[Start]
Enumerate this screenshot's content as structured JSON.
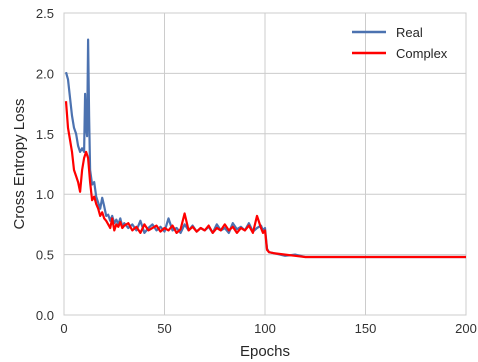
{
  "chart_data": {
    "type": "line",
    "xlabel": "Epochs",
    "ylabel": "Cross Entropy Loss",
    "xlim": [
      0,
      200
    ],
    "ylim": [
      0,
      2.5
    ],
    "xticks": [
      "0",
      "50",
      "100",
      "150",
      "200"
    ],
    "yticks": [
      "0.0",
      "0.5",
      "1.0",
      "1.5",
      "2.0",
      "2.5"
    ],
    "grid": true,
    "legend_position": "top-right",
    "series": [
      {
        "name": "Real",
        "color": "#4c72b0",
        "x": [
          1,
          2,
          3,
          4,
          5,
          6,
          7,
          8,
          9,
          10,
          10.5,
          11,
          11.5,
          12,
          12.5,
          13,
          14,
          15,
          16,
          17,
          18,
          19,
          20,
          21,
          22,
          23,
          24,
          25,
          26,
          27,
          28,
          29,
          30,
          32,
          34,
          36,
          38,
          40,
          42,
          44,
          46,
          48,
          50,
          52,
          54,
          56,
          58,
          60,
          62,
          64,
          66,
          68,
          70,
          72,
          74,
          76,
          78,
          80,
          82,
          84,
          86,
          88,
          90,
          92,
          94,
          96,
          98,
          99,
          100,
          101,
          102,
          105,
          110,
          115,
          120,
          125,
          130,
          140,
          150,
          160,
          170,
          180,
          190,
          200
        ],
        "y": [
          2.01,
          1.95,
          1.8,
          1.65,
          1.55,
          1.5,
          1.4,
          1.35,
          1.38,
          1.35,
          1.83,
          1.55,
          1.48,
          2.28,
          1.65,
          1.2,
          1.08,
          1.1,
          0.98,
          0.93,
          0.88,
          0.97,
          0.9,
          0.82,
          0.83,
          0.78,
          0.82,
          0.76,
          0.79,
          0.75,
          0.8,
          0.73,
          0.76,
          0.72,
          0.75,
          0.7,
          0.78,
          0.68,
          0.72,
          0.75,
          0.7,
          0.73,
          0.69,
          0.8,
          0.7,
          0.72,
          0.68,
          0.75,
          0.7,
          0.74,
          0.69,
          0.72,
          0.7,
          0.73,
          0.68,
          0.75,
          0.7,
          0.72,
          0.68,
          0.76,
          0.71,
          0.73,
          0.7,
          0.76,
          0.69,
          0.72,
          0.74,
          0.7,
          0.72,
          0.55,
          0.52,
          0.51,
          0.49,
          0.5,
          0.48,
          0.48,
          0.48,
          0.48,
          0.48,
          0.48,
          0.48,
          0.48,
          0.48,
          0.48
        ]
      },
      {
        "name": "Complex",
        "color": "#ff0000",
        "x": [
          1,
          2,
          3,
          4,
          5,
          6,
          7,
          8,
          9,
          10,
          11,
          12,
          13,
          14,
          15,
          16,
          17,
          18,
          19,
          20,
          21,
          22,
          23,
          24,
          25,
          26,
          27,
          28,
          29,
          30,
          32,
          34,
          36,
          38,
          40,
          42,
          44,
          46,
          48,
          50,
          52,
          54,
          56,
          58,
          60,
          62,
          64,
          66,
          68,
          70,
          72,
          74,
          76,
          78,
          80,
          82,
          84,
          86,
          88,
          90,
          92,
          94,
          96,
          98,
          99,
          100,
          101,
          102,
          105,
          110,
          115,
          120,
          125,
          130,
          140,
          150,
          160,
          170,
          180,
          190,
          200
        ],
        "y": [
          1.77,
          1.55,
          1.45,
          1.35,
          1.2,
          1.15,
          1.1,
          1.02,
          1.2,
          1.3,
          1.35,
          1.3,
          1.1,
          0.95,
          0.98,
          0.92,
          0.88,
          0.82,
          0.85,
          0.8,
          0.78,
          0.75,
          0.72,
          0.8,
          0.7,
          0.75,
          0.73,
          0.77,
          0.72,
          0.74,
          0.76,
          0.7,
          0.73,
          0.68,
          0.75,
          0.7,
          0.72,
          0.74,
          0.69,
          0.72,
          0.7,
          0.74,
          0.68,
          0.71,
          0.84,
          0.7,
          0.73,
          0.69,
          0.72,
          0.7,
          0.74,
          0.68,
          0.72,
          0.7,
          0.75,
          0.7,
          0.73,
          0.68,
          0.72,
          0.7,
          0.74,
          0.68,
          0.82,
          0.72,
          0.68,
          0.7,
          0.54,
          0.52,
          0.51,
          0.5,
          0.49,
          0.48,
          0.48,
          0.48,
          0.48,
          0.48,
          0.48,
          0.48,
          0.48,
          0.48,
          0.48
        ]
      }
    ]
  }
}
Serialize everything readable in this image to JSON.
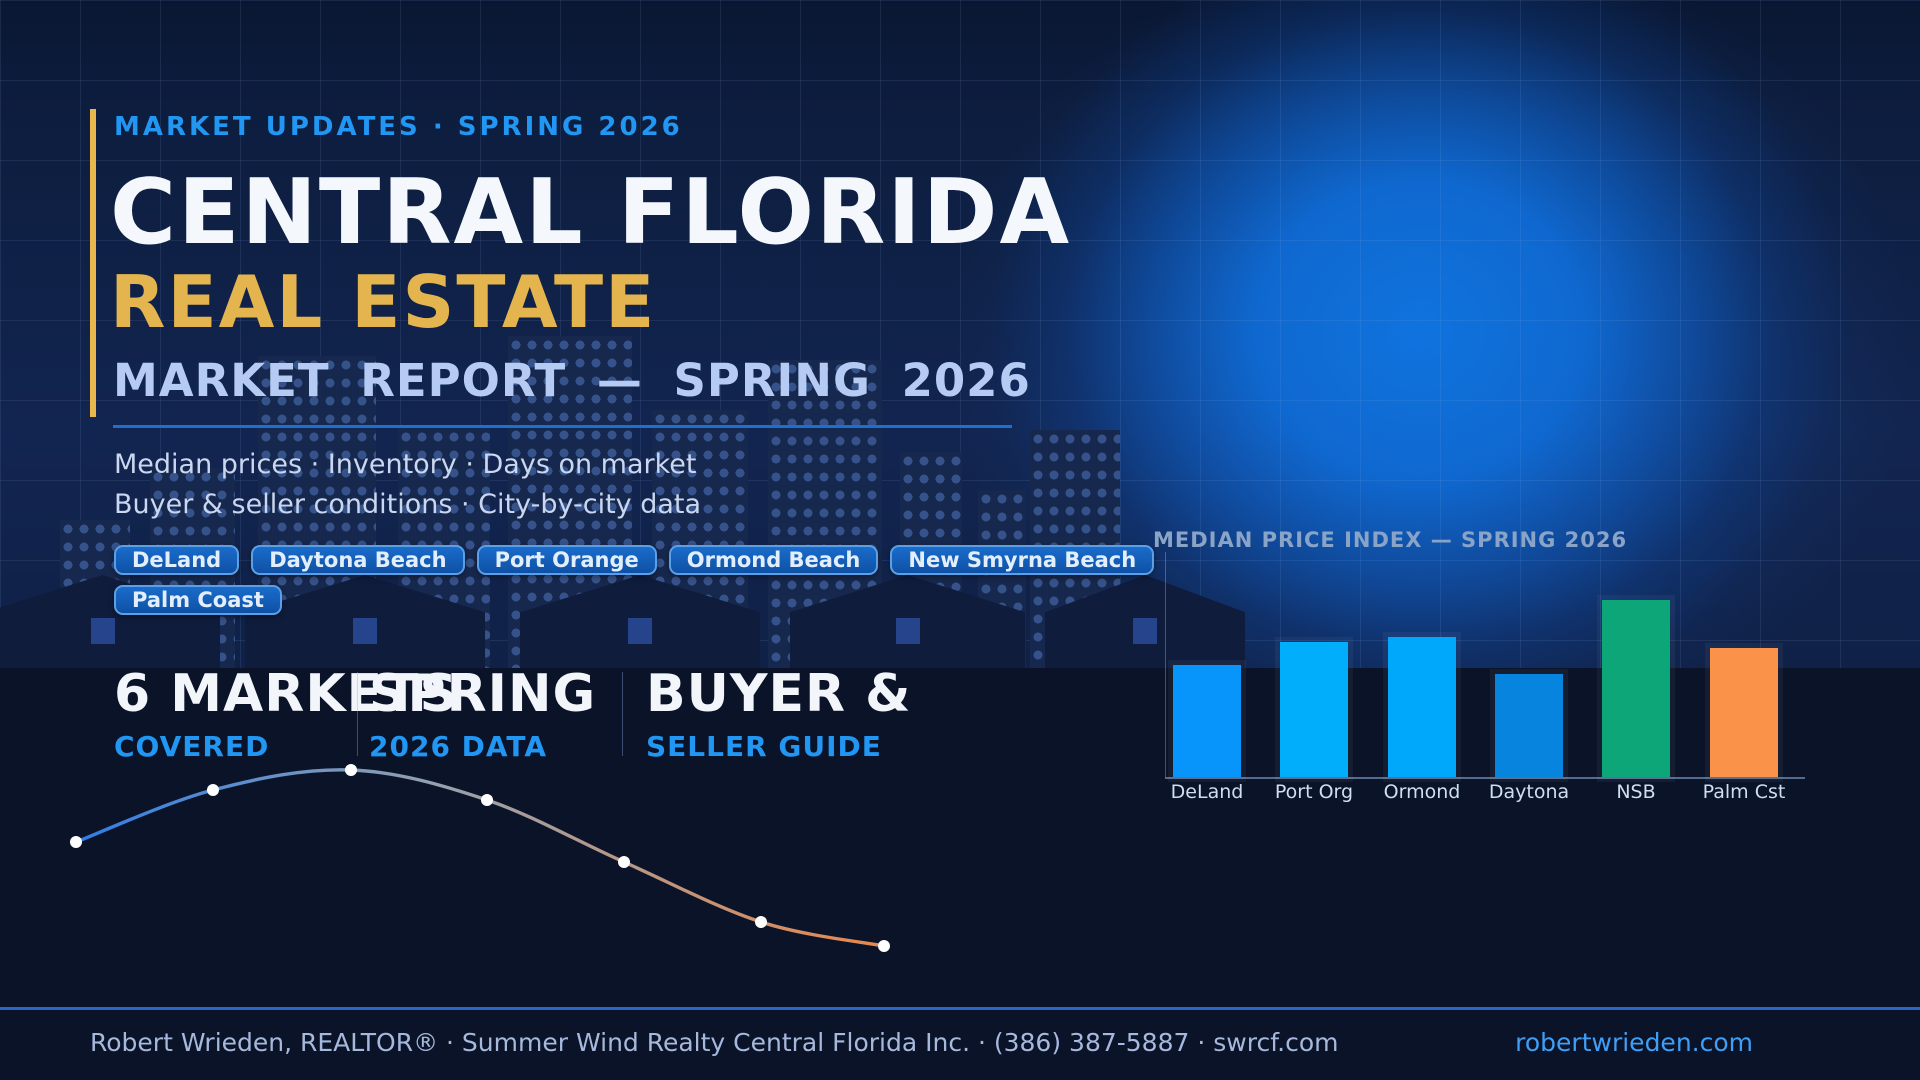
{
  "poster": {
    "eyebrow": "MARKET UPDATES · SPRING 2026",
    "title_line1": "CENTRAL FLORIDA",
    "title_line2": "REAL ESTATE",
    "subheading": "MARKET REPORT — SPRING 2026",
    "description_line1": "Median prices · Inventory · Days on market",
    "description_line2": "Buyer & seller conditions · City-by-city data"
  },
  "city_chips": [
    "DeLand",
    "Daytona Beach",
    "Port Orange",
    "Ormond Beach",
    "New Smyrna Beach",
    "Palm Coast"
  ],
  "stats": [
    {
      "value": "6 MARKETS",
      "label": "COVERED"
    },
    {
      "value": "SPRING",
      "label": "2026 DATA"
    },
    {
      "value": "BUYER &",
      "label": "SELLER GUIDE"
    }
  ],
  "chart_data": [
    {
      "type": "bar",
      "title": "MEDIAN PRICE INDEX — SPRING 2026",
      "categories": [
        "DeLand",
        "Port Org",
        "Ormond",
        "Daytona",
        "NSB",
        "Palm Cst"
      ],
      "values": [
        63,
        76,
        79,
        58,
        100,
        73
      ],
      "values_unit": "relative index height, % of tallest bar (no numeric labels shown in image)",
      "bar_colors": [
        "#0795fb",
        "#00aefc",
        "#00a8fc",
        "#0784dd",
        "#0ca678",
        "#fb9249"
      ],
      "xlabel": "",
      "ylabel": "",
      "ylim": [
        0,
        110
      ],
      "grid": false,
      "legend": false
    },
    {
      "type": "line",
      "title": "",
      "name": "decorative price-trend curve (unlabeled, blue-to-orange gradient with white markers)",
      "x": [
        1,
        2,
        3,
        4,
        5,
        6,
        7
      ],
      "values": [
        74,
        100,
        110,
        95,
        64,
        34,
        22
      ],
      "marker_color": "#ffffff",
      "line_gradient": [
        "#2f7de5",
        "#96a1ae",
        "#e8884d"
      ],
      "grid": false,
      "legend": false
    }
  ],
  "footer": {
    "info": "Robert Wrieden, REALTOR® · Summer Wind Realty Central Florida Inc. · (386) 387-5887 · swrcf.com",
    "website": "robertwrieden.com"
  },
  "colors": {
    "accent_blue": "#2196f3",
    "accent_gold": "#e9b74b",
    "heading_light_blue": "#b6cbf3",
    "glow_blue": "#0d71d6",
    "link_blue": "#3f9ef5",
    "chart_title_gray": "#8aa4c8",
    "background_navy": "#122550",
    "band_dark": "#0b1328"
  }
}
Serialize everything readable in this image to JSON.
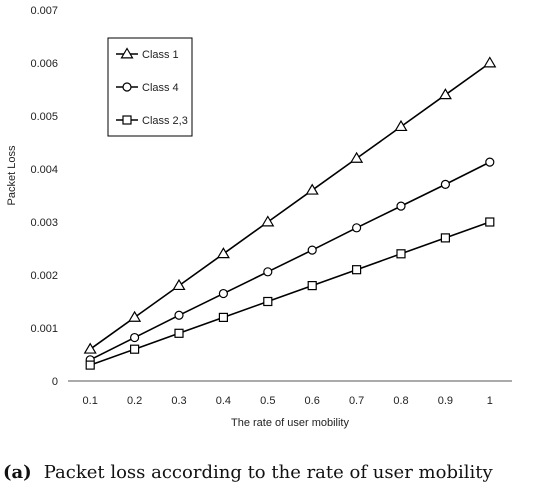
{
  "chart_data": {
    "type": "line",
    "title": "",
    "xlabel": "The rate of user mobility",
    "ylabel": "Packet Loss",
    "x": [
      0.1,
      0.2,
      0.3,
      0.4,
      0.5,
      0.6,
      0.7,
      0.8,
      0.9,
      1
    ],
    "x_tick_labels": [
      "0.1",
      "0.2",
      "0.3",
      "0.4",
      "0.5",
      "0.6",
      "0.7",
      "0.8",
      "0.9",
      "1"
    ],
    "ylim": [
      0,
      0.007
    ],
    "y_ticks": [
      0,
      0.001,
      0.002,
      0.003,
      0.004,
      0.005,
      0.006,
      0.007
    ],
    "y_tick_labels": [
      "0",
      "0.001",
      "0.002",
      "0.003",
      "0.004",
      "0.005",
      "0.006",
      "0.007"
    ],
    "grid": false,
    "legend_position": "top-left",
    "series": [
      {
        "name": "Class 1",
        "marker": "triangle",
        "values": [
          0.0006,
          0.0012,
          0.0018,
          0.0024,
          0.003,
          0.0036,
          0.0042,
          0.0048,
          0.0054,
          0.006
        ]
      },
      {
        "name": "Class 4",
        "marker": "circle",
        "values": [
          0.0004,
          0.00082,
          0.00124,
          0.00165,
          0.00206,
          0.00247,
          0.00289,
          0.0033,
          0.00371,
          0.00413
        ]
      },
      {
        "name": "Class 2,3",
        "marker": "square",
        "values": [
          0.0003,
          0.0006,
          0.0009,
          0.0012,
          0.0015,
          0.0018,
          0.0021,
          0.0024,
          0.0027,
          0.003
        ]
      }
    ],
    "line_color": "#000000"
  },
  "caption": {
    "letter": "(a)",
    "text": "Packet loss according to the rate of user mobility"
  }
}
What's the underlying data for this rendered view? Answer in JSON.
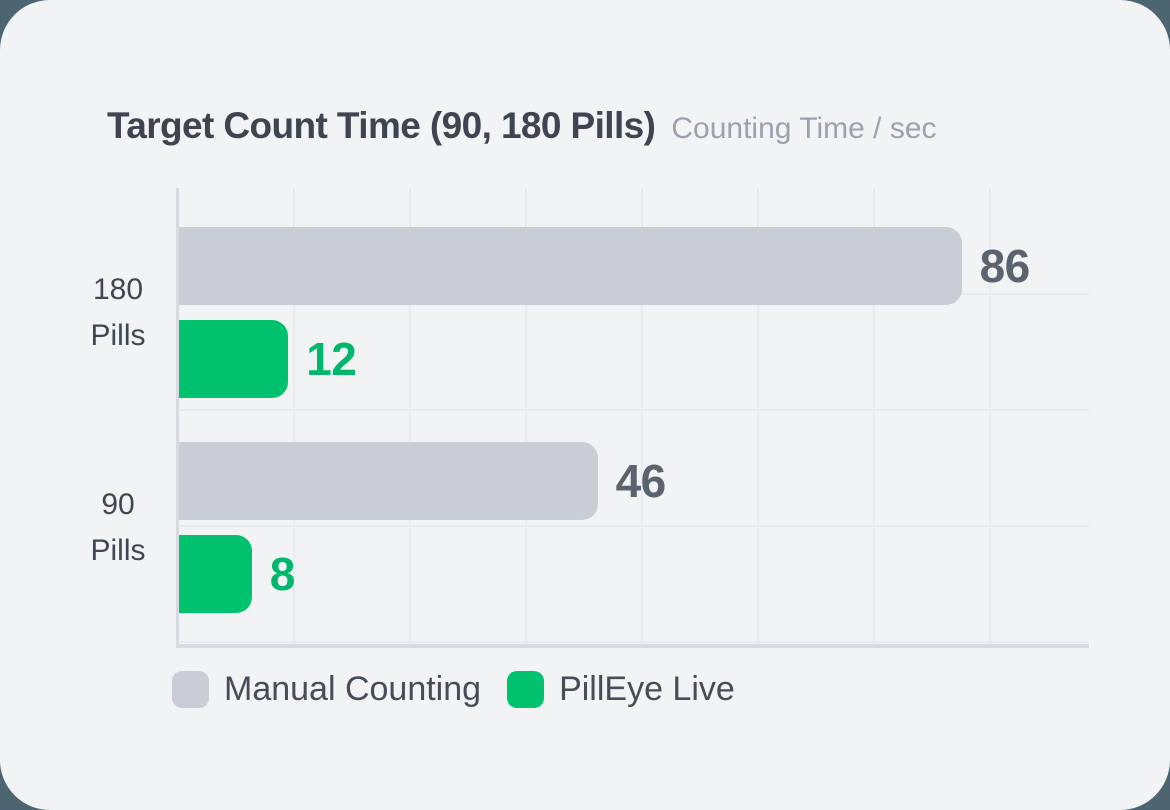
[End]
Identify each line of the material where the word "xlabel" shows up, and copy it.

    "xlabel": "Epochs",
      "xlabel": "",
    "xlabel": "The rate of user mobility",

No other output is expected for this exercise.